WRITTEN TASK =>
Retype all of the listing exactly, passing over any picture you find.

PROVIDED DATA =>
»»

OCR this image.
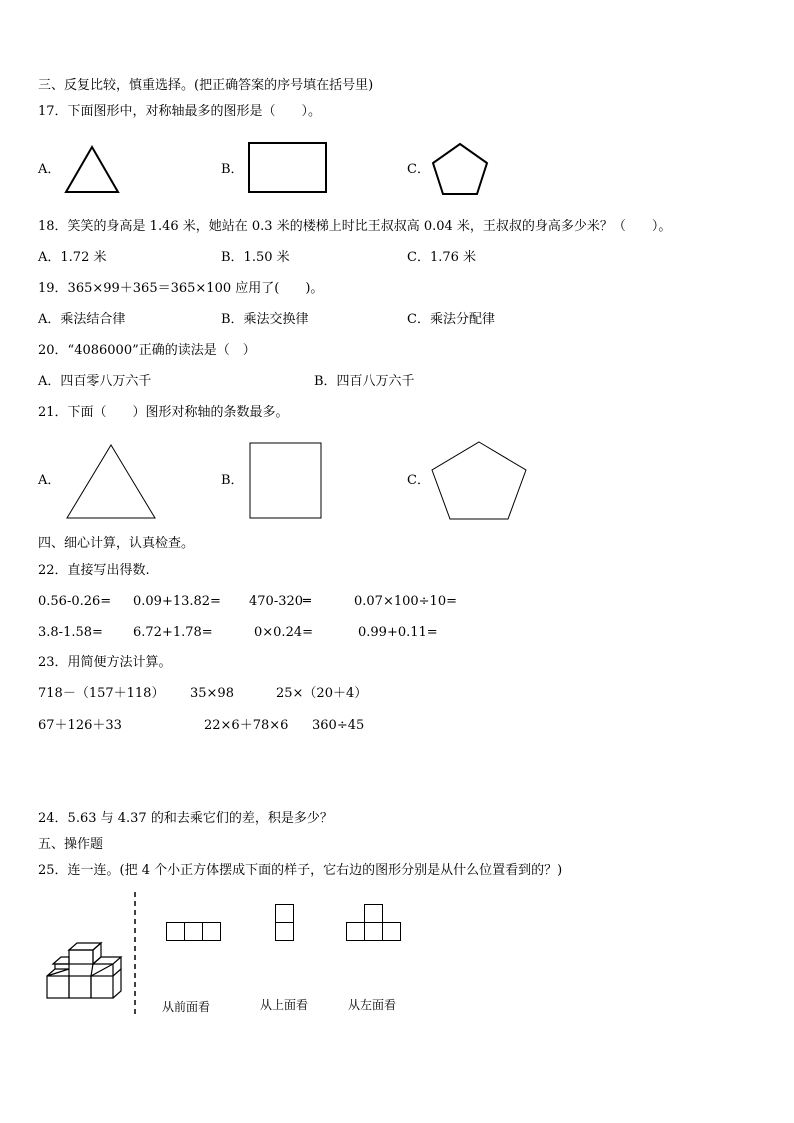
三、反复比较，慎重选择。(把正确答案的序号填在括号里)
17．下面图形中，对称轴最多的图形是（　　）。
A．	B．	C．
18．笑笑的身高是 1.46 米，她站在 0.3 米的楼梯上时比王叔叔高 0.04 米，王叔叔的身高多少米？（　　）。
A．1.72 米	B．1.50 米	C．1.76 米
19．365×99＋365＝365×100 应用了(　　)。
A．乘法结合律	B．乘法交换律	C．乘法分配律
20．“4086000”正确的读法是（　）
A．四百零八万六千	B．四百八万六千
21．下面（　　）图形对称轴的条数最多。
A．	B．	C．
四、细心计算，认真检查。
22．直接写出得数.
0.56-0.26= 0.09+13.82= 470-320═	0.07×100÷10=
3.8-1.58= 6.72+1.78=	0×0.24=	0.99+0.11=
23．用简便方法计算。
718－（157＋118） 35×98	25×（20＋4）
67＋126＋33	22×6＋78×6 360÷45
24．5.63 与 4.37 的和去乘它们的差，积是多少？
五、操作题
25．连一连。(把 4 个小正方体摆成下面的样子，它右边的图形分别是从什么位置看到的？)
从前面看	从上面看	从左面看
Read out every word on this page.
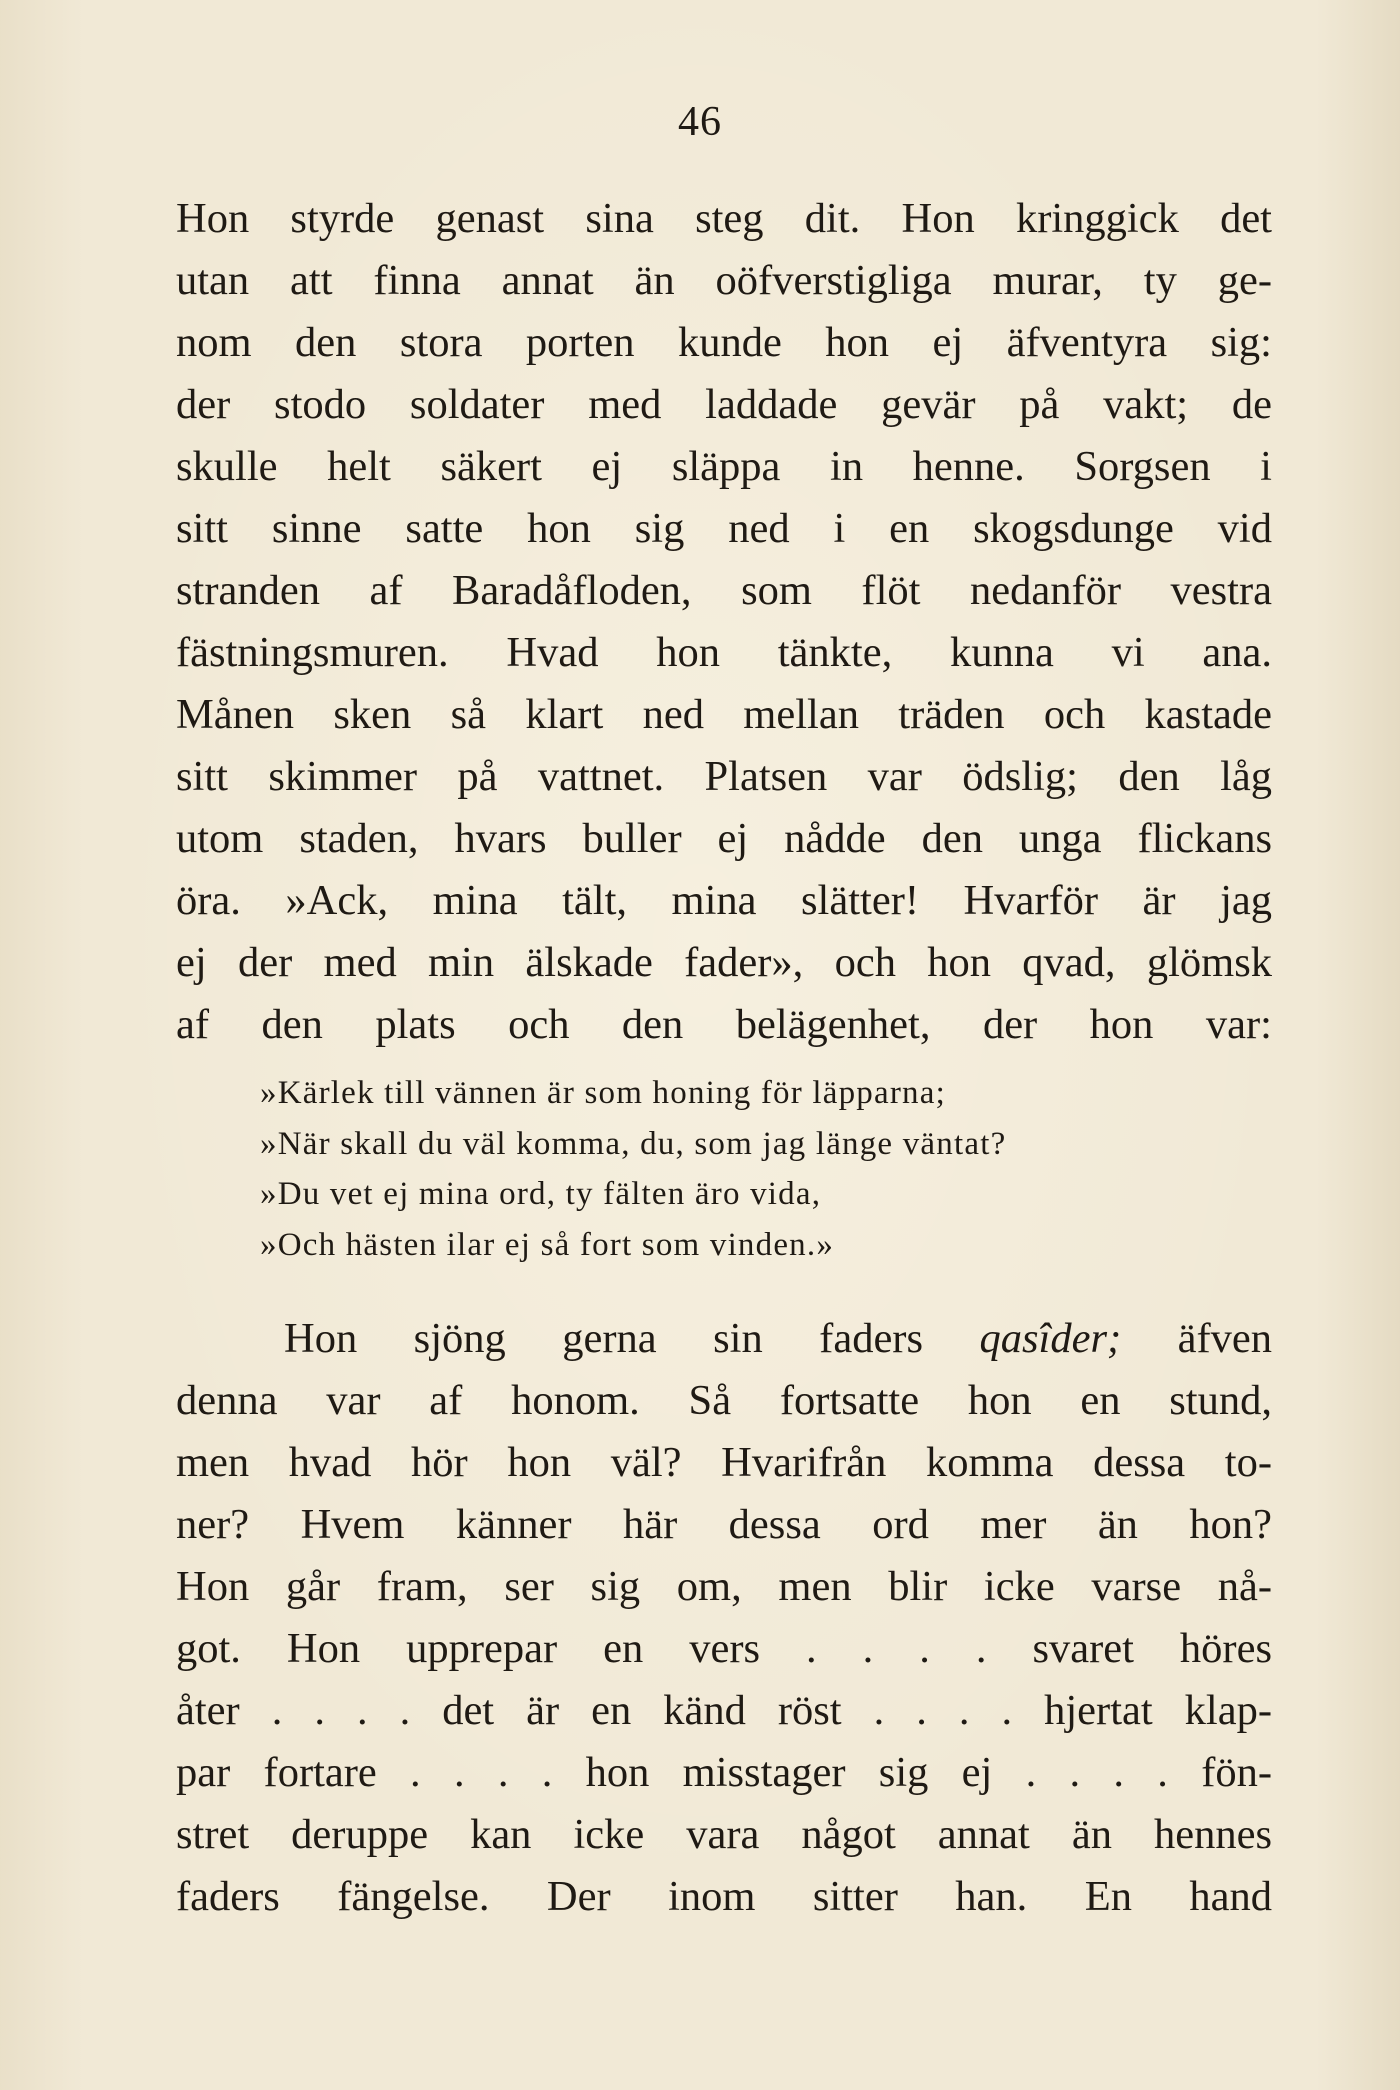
46
Hon styrde genast sina steg dit. Hon kringgick det
utan att finna annat än oöfverstigliga murar, ty ge-
nom den stora porten kunde hon ej äfventyra sig:
der stodo soldater med laddade gevär på vakt; de
skulle helt säkert ej släppa in henne. Sorgsen i
sitt sinne satte hon sig ned i en skogsdunge vid
stranden af Baradåfloden, som flöt nedanför vestra
fästningsmuren. Hvad hon tänkte, kunna vi ana.
Månen sken så klart ned mellan träden och kastade
sitt skimmer på vattnet. Platsen var ödslig; den låg
utom staden, hvars buller ej nådde den unga flickans
öra. »Ack, mina tält, mina slätter! Hvarför är jag
ej der med min älskade fader», och hon qvad, glömsk
af den plats och den belägenhet, der hon var:
»Kärlek till vännen är som honing för läpparna;
»När skall du väl komma, du, som jag länge väntat?
»Du vet ej mina ord, ty fälten äro vida,
»Och hästen ilar ej så fort som vinden.»
Hon sjöng gerna sin faders qasîder; äfven
denna var af honom. Så fortsatte hon en stund,
men hvad hör hon väl? Hvarifrån komma dessa to-
ner? Hvem känner här dessa ord mer än hon?
Hon går fram, ser sig om, men blir icke varse nå-
got. Hon upprepar en vers . . . . svaret höres
åter . . . . det är en känd röst . . . . hjertat klap-
par fortare . . . . hon misstager sig ej . . . . fön-
stret deruppe kan icke vara något annat än hennes
faders fängelse. Der inom sitter han. En hand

««

RESPONSE TO THIS EXERCISE =>
OCR this image.
三、反复比较，慎重选择。(把正确答案的序号填在括号里)
17．下面图形中，对称轴最多的图形是（　　）。
A．	B．	C．
18．笑笑的身高是 1.46 米，她站在 0.3 米的楼梯上时比王叔叔高 0.04 米，王叔叔的身高多少米？（　　）。
A．1.72 米	B．1.50 米	C．1.76 米
19．365×99＋365＝365×100 应用了(　　)。
A．乘法结合律	B．乘法交换律	C．乘法分配律
20．“4086000”正确的读法是（　）
A．四百零八万六千	B．四百八万六千
21．下面（　　）图形对称轴的条数最多。
A．	B．	C．
四、细心计算，认真检查。
22．直接写出得数.
0.56-0.26= 0.09+13.82= 470-320═	0.07×100÷10=
3.8-1.58= 6.72+1.78=	0×0.24=	0.99+0.11=
23．用简便方法计算。
718－（157＋118） 35×98	25×（20＋4）
67＋126＋33	22×6＋78×6 360÷45
24．5.63 与 4.37 的和去乘它们的差，积是多少？
五、操作题
25．连一连。(把 4 个小正方体摆成下面的样子，它右边的图形分别是从什么位置看到的？)
从前面看	从上面看	从左面看
Read out every word on this page.
46
Hon styrde genast sina steg dit. Hon kringgick det
utan att finna annat än oöfverstigliga murar, ty ge-
nom den stora porten kunde hon ej äfventyra sig:
der stodo soldater med laddade gevär på vakt; de
skulle helt säkert ej släppa in henne. Sorgsen i
sitt sinne satte hon sig ned i en skogsdunge vid
stranden af Baradåfloden, som flöt nedanför vestra
fästningsmuren. Hvad hon tänkte, kunna vi ana.
Månen sken så klart ned mellan träden och kastade
sitt skimmer på vattnet. Platsen var ödslig; den låg
utom staden, hvars buller ej nådde den unga flickans
öra. »Ack, mina tält, mina slätter! Hvarför är jag
ej der med min älskade fader», och hon qvad, glömsk
af den plats och den belägenhet, der hon var:
»Kärlek till vännen är som honing för läpparna;
»När skall du väl komma, du, som jag länge väntat?
»Du vet ej mina ord, ty fälten äro vida,
»Och hästen ilar ej så fort som vinden.»
Hon sjöng gerna sin faders qasîder; äfven
denna var af honom. Så fortsatte hon en stund,
men hvad hör hon väl? Hvarifrån komma dessa to-
ner? Hvem känner här dessa ord mer än hon?
Hon går fram, ser sig om, men blir icke varse nå-
got. Hon upprepar en vers . . . . svaret höres
åter . . . . det är en känd röst . . . . hjertat klap-
par fortare . . . . hon misstager sig ej . . . . fön-
stret deruppe kan icke vara något annat än hennes
faders fängelse. Der inom sitter han. En hand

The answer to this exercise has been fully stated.